### WHAT IS BEING ASKED
Copy out each line of the material below that holds the string "Static".

+++

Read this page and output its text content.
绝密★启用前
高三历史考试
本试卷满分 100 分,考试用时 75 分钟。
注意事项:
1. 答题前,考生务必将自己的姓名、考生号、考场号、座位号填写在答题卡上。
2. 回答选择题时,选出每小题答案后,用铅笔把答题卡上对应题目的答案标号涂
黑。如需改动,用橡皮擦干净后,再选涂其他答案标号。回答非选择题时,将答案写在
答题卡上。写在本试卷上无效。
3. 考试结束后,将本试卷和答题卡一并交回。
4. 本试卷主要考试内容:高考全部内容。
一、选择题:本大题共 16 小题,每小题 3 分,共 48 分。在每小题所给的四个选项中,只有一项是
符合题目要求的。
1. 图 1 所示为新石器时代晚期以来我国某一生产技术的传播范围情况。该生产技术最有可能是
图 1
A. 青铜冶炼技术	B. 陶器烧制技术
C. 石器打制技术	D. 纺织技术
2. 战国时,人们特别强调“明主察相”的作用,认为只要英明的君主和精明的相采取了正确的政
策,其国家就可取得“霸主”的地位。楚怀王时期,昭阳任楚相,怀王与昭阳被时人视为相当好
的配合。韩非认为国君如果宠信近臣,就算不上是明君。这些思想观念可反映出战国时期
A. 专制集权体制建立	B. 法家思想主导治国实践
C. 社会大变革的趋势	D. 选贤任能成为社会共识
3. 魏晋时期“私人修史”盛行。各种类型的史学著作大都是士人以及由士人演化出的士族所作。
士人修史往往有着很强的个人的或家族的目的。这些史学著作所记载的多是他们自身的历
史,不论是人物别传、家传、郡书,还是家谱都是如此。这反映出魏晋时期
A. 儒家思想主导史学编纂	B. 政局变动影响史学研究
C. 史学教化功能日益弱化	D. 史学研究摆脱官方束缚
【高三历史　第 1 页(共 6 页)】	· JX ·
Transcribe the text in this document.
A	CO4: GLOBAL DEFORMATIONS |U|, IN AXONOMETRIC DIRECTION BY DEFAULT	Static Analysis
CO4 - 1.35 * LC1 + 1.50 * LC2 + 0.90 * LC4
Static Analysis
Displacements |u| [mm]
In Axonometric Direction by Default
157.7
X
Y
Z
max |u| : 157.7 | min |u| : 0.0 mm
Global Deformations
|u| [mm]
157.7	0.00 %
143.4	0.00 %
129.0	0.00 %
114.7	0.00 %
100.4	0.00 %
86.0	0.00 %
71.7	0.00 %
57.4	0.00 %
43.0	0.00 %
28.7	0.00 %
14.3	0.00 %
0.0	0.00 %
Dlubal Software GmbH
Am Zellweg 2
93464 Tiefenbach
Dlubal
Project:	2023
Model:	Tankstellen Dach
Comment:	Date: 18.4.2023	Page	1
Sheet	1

+++

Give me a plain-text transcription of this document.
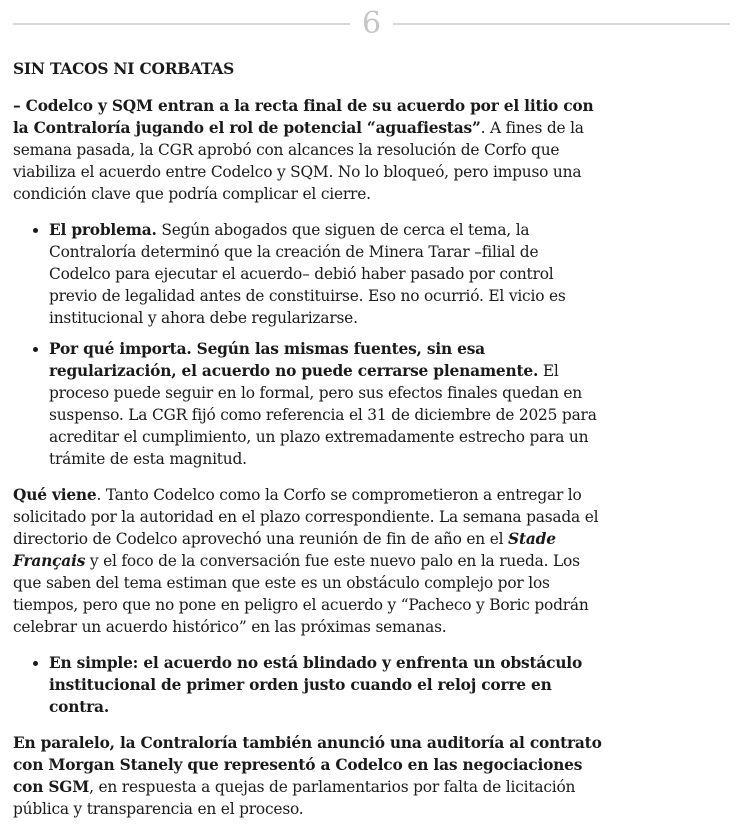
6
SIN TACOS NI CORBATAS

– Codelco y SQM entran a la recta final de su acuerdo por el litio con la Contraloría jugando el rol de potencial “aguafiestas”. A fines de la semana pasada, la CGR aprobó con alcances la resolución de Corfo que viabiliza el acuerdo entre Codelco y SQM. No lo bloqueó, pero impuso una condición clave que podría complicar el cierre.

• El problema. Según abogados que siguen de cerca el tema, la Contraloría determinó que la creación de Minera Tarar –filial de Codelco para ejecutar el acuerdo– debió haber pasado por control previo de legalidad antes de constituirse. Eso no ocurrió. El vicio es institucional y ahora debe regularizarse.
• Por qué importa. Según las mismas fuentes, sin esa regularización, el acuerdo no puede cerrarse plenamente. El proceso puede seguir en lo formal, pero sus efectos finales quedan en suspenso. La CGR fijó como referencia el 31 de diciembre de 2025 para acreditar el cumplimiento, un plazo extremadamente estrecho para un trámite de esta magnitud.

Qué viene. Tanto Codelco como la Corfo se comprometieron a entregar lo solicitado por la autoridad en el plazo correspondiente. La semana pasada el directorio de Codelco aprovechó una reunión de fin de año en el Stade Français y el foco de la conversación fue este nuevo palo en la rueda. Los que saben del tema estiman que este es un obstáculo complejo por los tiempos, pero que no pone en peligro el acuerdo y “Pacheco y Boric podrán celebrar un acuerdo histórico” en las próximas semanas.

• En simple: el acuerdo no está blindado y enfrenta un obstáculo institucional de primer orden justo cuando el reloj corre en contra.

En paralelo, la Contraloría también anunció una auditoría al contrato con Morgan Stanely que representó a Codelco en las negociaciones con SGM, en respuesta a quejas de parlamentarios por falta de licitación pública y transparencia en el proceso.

+++

### ANSWER TO THIS TASK
A	CO4: GLOBAL DEFORMATIONS |U|, IN AXONOMETRIC DIRECTION BY DEFAULT	Static Analysis
Static Analysis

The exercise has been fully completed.